(Collected data entries):
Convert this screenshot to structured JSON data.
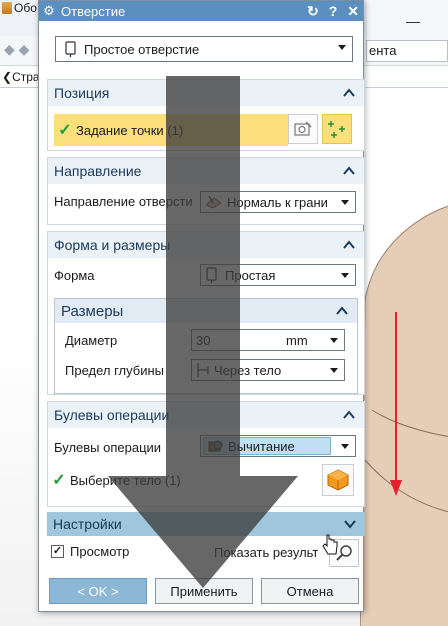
{
  "background": {
    "title_fragment": "Обо",
    "dropdown_text": "ента",
    "tab_label": "Стра"
  },
  "dialog": {
    "title": "Отверстие",
    "title_buttons": {
      "reset": "↻",
      "help": "?",
      "close": "✕"
    },
    "hole_type": "Простое отверстие",
    "sections": {
      "position": {
        "header": "Позиция",
        "selection_label": "Задание точки (1)"
      },
      "direction": {
        "header": "Направление",
        "label": "Направление отверсти",
        "value": "Нормаль к грани"
      },
      "form": {
        "header": "Форма и размеры",
        "shape_label": "Форма",
        "shape_value": "Простая",
        "dimensions": {
          "header": "Размеры",
          "diameter_label": "Диаметр",
          "diameter_value": "30",
          "diameter_unit": "mm",
          "depth_limit_label": "Предел глубины",
          "depth_limit_value": "Через тело"
        }
      },
      "boolean": {
        "header": "Булевы операции",
        "label": "Булевы операции",
        "value": "Вычитание",
        "select_body_label": "Выберите тело (1)"
      },
      "settings": {
        "header": "Настройки"
      }
    },
    "preview_label": "Просмотр",
    "show_result_label": "Показать результ",
    "buttons": {
      "ok": "< OK >",
      "apply": "Применить",
      "cancel": "Отмена"
    }
  },
  "colors": {
    "title_bar": "#5b8fc0",
    "selection_highlight": "#fbdf7a",
    "settings_bar": "#9fc6dc",
    "ok_button": "#8cb7d6",
    "check_green": "#1f9d3a",
    "annotation_arrow": "#e8202a"
  }
}
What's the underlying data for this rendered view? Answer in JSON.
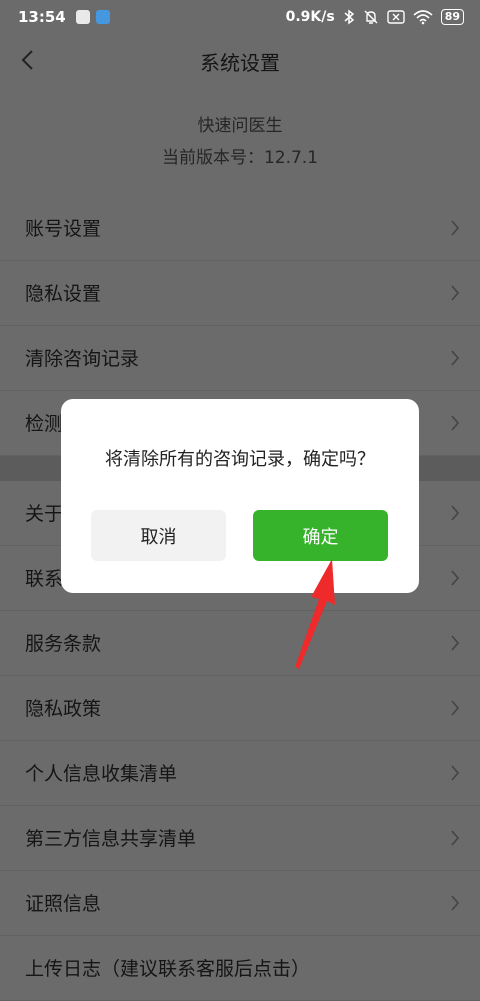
{
  "status": {
    "time": "13:54",
    "network_speed": "0.9K/s",
    "battery": "89"
  },
  "header": {
    "title": "系统设置"
  },
  "app_info": {
    "name": "快速问医生",
    "version": "当前版本号：12.7.1"
  },
  "menu": {
    "group1": [
      "账号设置",
      "隐私设置",
      "清除咨询记录",
      "检测"
    ],
    "group2": [
      "关于",
      "联系",
      "服务条款",
      "隐私政策",
      "个人信息收集清单",
      "第三方信息共享清单",
      "证照信息",
      "上传日志（建议联系客服后点击）"
    ]
  },
  "dialog": {
    "message": "将清除所有的咨询记录，确定吗？",
    "cancel_label": "取消",
    "confirm_label": "确定"
  },
  "colors": {
    "overlay": "#6b6b6b",
    "confirm_green": "#37b22b",
    "annotation_red": "#ee2a2a"
  },
  "icons": [
    "back-icon",
    "chevron-right-icon",
    "wifi-icon",
    "bluetooth-icon",
    "mute-icon",
    "battery-icon",
    "annotation-arrow"
  ]
}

(TASK STATEMENT):
An exact transcription of all the entries is required, without the pictures.

(PROBLEM SOLUTION):
Convert this screenshot to structured JSON data.
{
  "background": {
    "title_fragment": "Обо",
    "dropdown_text": "ента",
    "tab_label": "Стра"
  },
  "dialog": {
    "title": "Отверстие",
    "title_buttons": {
      "reset": "↻",
      "help": "?",
      "close": "✕"
    },
    "hole_type": "Простое отверстие",
    "sections": {
      "position": {
        "header": "Позиция",
        "selection_label": "Задание точки (1)"
      },
      "direction": {
        "header": "Направление",
        "label": "Направление отверсти",
        "value": "Нормаль к грани"
      },
      "form": {
        "header": "Форма и размеры",
        "shape_label": "Форма",
        "shape_value": "Простая",
        "dimensions": {
          "header": "Размеры",
          "diameter_label": "Диаметр",
          "diameter_value": "30",
          "diameter_unit": "mm",
          "depth_limit_label": "Предел глубины",
          "depth_limit_value": "Через тело"
        }
      },
      "boolean": {
        "header": "Булевы операции",
        "label": "Булевы операции",
        "value": "Вычитание",
        "select_body_label": "Выберите тело (1)"
      },
      "settings": {
        "header": "Настройки"
      }
    },
    "preview_label": "Просмотр",
    "show_result_label": "Показать результ",
    "buttons": {
      "ok": "< OK >",
      "apply": "Применить",
      "cancel": "Отмена"
    }
  },
  "colors": {
    "title_bar": "#5b8fc0",
    "selection_highlight": "#fbdf7a",
    "settings_bar": "#9fc6dc",
    "ok_button": "#8cb7d6",
    "check_green": "#1f9d3a",
    "annotation_arrow": "#e8202a"
  }
}
What's the underlying data for this rendered view? Answer in JSON.
{
  "status": {
    "time": "13:54",
    "network_speed": "0.9K/s",
    "battery": "89"
  },
  "header": {
    "title": "系统设置"
  },
  "app_info": {
    "name": "快速问医生",
    "version": "当前版本号：12.7.1"
  },
  "menu": {
    "group1": [
      "账号设置",
      "隐私设置",
      "清除咨询记录",
      "检测"
    ],
    "group2": [
      "关于",
      "联系",
      "服务条款",
      "隐私政策",
      "个人信息收集清单",
      "第三方信息共享清单",
      "证照信息",
      "上传日志（建议联系客服后点击）"
    ]
  },
  "dialog": {
    "message": "将清除所有的咨询记录，确定吗？",
    "cancel_label": "取消",
    "confirm_label": "确定"
  },
  "colors": {
    "overlay": "#6b6b6b",
    "confirm_green": "#37b22b",
    "annotation_red": "#ee2a2a"
  },
  "icons": [
    "back-icon",
    "chevron-right-icon",
    "wifi-icon",
    "bluetooth-icon",
    "mute-icon",
    "battery-icon",
    "annotation-arrow"
  ]
}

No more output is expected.